>> start Records provided
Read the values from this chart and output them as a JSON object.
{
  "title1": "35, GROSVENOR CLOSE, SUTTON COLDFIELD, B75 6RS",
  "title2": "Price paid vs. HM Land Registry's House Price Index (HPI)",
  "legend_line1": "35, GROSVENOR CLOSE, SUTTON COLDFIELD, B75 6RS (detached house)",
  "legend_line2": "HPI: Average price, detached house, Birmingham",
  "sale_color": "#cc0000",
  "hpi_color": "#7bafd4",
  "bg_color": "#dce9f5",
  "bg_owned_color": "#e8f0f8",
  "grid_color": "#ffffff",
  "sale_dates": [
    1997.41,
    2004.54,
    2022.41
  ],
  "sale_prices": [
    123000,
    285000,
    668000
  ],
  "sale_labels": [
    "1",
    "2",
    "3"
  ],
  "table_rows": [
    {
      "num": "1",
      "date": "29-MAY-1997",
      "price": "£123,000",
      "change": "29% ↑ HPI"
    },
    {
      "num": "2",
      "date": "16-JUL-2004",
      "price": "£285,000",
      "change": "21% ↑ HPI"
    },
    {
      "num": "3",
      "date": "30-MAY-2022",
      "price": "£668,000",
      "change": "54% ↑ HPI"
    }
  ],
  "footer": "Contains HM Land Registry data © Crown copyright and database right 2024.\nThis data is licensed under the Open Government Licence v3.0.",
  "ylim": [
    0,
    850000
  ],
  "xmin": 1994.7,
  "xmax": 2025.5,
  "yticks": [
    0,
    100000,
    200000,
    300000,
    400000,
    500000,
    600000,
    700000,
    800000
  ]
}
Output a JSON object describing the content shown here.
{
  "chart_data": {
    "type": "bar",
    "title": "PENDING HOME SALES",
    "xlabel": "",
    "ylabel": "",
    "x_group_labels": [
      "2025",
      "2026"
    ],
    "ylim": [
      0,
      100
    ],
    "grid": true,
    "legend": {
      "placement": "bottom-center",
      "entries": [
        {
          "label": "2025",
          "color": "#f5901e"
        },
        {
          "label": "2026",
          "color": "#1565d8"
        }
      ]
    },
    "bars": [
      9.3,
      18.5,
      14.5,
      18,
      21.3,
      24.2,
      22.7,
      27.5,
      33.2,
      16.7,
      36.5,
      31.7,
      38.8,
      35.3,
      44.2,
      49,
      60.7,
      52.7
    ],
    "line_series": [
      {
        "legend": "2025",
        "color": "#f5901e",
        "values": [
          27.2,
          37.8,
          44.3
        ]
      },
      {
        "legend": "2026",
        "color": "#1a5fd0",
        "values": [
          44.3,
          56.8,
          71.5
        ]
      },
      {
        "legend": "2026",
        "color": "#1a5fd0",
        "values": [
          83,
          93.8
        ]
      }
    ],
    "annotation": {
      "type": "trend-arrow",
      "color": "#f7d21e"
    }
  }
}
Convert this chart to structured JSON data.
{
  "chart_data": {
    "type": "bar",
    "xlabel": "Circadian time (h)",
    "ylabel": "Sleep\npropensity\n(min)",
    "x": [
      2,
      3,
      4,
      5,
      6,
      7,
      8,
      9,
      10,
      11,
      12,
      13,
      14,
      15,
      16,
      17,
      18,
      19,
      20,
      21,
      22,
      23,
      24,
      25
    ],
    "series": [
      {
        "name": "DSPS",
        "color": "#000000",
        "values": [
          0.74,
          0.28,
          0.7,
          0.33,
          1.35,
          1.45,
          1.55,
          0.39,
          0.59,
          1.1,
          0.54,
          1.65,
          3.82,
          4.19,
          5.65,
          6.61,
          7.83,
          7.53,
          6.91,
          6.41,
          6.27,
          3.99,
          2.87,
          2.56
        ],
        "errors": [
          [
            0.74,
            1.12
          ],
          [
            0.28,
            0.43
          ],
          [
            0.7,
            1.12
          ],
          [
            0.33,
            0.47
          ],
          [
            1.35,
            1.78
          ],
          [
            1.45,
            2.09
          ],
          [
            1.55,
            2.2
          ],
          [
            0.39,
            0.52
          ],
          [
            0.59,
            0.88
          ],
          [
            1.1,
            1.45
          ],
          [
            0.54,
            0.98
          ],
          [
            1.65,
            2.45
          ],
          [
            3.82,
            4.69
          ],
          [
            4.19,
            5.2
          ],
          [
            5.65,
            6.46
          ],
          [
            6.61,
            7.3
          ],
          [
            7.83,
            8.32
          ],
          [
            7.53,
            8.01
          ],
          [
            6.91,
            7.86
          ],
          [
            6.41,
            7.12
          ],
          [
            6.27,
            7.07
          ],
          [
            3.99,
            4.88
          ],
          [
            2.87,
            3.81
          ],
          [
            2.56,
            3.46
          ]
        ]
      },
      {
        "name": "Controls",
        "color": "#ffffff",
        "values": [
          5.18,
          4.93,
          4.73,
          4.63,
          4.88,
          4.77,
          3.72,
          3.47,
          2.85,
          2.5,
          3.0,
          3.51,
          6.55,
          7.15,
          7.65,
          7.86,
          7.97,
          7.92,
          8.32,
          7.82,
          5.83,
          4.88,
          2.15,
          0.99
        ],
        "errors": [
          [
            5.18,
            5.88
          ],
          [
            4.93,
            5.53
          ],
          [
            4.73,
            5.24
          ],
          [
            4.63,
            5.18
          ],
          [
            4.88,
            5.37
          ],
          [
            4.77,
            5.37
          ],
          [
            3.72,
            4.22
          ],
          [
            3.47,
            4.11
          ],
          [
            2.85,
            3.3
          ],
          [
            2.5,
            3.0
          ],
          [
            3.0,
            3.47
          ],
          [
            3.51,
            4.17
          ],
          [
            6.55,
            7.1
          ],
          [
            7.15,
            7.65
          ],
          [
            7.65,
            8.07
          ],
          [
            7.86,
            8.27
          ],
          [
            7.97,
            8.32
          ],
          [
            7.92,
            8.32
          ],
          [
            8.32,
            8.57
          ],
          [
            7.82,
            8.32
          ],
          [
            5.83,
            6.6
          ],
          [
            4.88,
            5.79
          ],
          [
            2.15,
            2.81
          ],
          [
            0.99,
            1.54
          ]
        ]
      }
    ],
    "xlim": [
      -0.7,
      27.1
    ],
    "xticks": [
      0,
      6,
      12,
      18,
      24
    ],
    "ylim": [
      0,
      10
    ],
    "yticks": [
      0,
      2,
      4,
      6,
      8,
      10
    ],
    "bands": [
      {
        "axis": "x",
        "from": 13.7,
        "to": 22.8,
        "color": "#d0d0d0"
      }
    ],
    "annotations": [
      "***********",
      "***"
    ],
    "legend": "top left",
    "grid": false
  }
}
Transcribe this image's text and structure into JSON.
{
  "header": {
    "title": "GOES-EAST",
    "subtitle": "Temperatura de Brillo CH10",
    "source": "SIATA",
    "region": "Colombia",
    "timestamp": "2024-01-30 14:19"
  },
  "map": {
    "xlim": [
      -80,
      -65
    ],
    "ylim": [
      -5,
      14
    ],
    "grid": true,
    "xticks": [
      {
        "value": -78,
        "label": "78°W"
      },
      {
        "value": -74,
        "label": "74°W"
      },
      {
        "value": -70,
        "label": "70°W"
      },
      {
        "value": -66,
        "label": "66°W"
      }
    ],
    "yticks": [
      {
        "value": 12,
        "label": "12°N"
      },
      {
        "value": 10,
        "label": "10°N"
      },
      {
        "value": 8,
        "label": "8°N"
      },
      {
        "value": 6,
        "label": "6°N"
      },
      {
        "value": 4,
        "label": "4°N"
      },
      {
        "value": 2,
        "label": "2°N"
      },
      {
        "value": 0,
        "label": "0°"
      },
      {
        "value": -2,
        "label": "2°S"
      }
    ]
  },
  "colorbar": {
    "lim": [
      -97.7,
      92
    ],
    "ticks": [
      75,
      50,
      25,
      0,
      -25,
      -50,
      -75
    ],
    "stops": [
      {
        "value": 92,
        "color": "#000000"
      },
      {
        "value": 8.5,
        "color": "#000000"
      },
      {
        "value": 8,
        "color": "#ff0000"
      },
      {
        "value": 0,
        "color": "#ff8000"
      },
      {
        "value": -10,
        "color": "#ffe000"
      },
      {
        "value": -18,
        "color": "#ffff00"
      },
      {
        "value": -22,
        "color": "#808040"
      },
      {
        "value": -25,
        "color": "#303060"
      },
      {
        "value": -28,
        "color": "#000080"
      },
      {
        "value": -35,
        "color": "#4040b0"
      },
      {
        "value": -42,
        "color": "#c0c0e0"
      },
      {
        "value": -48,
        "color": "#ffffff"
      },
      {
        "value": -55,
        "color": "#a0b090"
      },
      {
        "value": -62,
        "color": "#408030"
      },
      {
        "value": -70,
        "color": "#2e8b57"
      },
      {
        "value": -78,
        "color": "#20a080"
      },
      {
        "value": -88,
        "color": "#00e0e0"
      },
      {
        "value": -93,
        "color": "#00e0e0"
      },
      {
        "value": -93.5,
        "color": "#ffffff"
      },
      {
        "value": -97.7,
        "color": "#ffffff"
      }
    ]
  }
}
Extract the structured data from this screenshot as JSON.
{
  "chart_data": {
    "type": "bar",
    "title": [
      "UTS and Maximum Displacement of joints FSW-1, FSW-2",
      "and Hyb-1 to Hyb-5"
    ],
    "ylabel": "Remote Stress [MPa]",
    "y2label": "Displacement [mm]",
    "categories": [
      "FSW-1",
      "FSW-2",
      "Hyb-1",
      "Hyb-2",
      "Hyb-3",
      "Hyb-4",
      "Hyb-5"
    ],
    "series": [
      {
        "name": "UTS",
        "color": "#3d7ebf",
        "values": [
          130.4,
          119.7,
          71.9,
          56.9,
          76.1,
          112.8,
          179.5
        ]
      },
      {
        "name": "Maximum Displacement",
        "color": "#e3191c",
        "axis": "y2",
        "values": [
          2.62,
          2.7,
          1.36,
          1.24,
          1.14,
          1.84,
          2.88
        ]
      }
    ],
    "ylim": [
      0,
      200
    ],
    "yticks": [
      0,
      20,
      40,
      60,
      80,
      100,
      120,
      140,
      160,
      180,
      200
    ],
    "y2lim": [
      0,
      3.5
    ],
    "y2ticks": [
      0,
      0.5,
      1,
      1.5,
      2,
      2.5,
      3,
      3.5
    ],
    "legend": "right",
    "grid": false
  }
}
>> end Records provided
▸ What you will do
Show each line in the entries that holds the string "structured".

▸ Written response
Convert this chart to structured JSON data.
Extract the structured data from this screenshot as JSON.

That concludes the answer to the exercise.